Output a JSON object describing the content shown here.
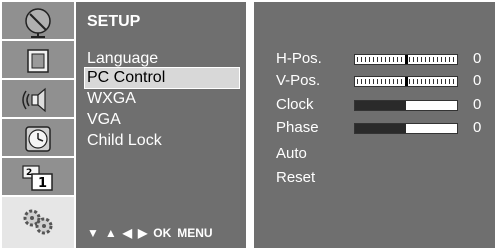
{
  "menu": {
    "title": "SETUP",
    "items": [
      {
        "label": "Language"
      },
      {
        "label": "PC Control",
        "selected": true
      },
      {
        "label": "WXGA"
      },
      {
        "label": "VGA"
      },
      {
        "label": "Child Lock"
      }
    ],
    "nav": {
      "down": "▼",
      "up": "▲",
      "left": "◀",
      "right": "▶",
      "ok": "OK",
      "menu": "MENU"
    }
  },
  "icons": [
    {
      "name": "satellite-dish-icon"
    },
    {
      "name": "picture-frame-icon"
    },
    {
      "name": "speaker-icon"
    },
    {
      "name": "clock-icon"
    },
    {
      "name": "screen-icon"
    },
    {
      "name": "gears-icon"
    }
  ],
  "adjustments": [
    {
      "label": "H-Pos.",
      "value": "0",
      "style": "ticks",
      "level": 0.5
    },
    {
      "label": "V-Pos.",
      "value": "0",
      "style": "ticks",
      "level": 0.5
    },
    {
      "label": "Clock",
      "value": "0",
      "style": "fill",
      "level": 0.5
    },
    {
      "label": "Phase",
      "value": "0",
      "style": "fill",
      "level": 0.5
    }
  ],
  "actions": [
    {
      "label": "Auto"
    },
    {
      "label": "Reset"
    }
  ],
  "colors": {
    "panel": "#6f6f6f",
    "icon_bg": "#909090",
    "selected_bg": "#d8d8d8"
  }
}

────────────────────────────────────────

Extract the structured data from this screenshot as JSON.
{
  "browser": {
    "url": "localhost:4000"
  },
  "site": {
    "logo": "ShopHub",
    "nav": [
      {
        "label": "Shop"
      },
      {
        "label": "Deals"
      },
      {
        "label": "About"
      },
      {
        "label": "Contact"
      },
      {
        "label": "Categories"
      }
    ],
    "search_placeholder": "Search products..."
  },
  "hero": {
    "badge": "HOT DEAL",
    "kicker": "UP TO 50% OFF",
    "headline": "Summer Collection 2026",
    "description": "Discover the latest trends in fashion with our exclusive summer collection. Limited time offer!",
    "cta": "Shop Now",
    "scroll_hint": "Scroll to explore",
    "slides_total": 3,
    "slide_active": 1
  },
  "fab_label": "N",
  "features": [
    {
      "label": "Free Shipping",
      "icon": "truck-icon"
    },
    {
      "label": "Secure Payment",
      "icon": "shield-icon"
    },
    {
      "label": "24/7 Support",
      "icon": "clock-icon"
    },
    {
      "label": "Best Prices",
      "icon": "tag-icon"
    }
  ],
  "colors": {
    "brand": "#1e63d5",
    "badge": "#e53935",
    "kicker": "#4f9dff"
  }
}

────────────────────────────────────────

Make a tally of the lines in this data that include the string "JSON", and answer with that tally alone.

2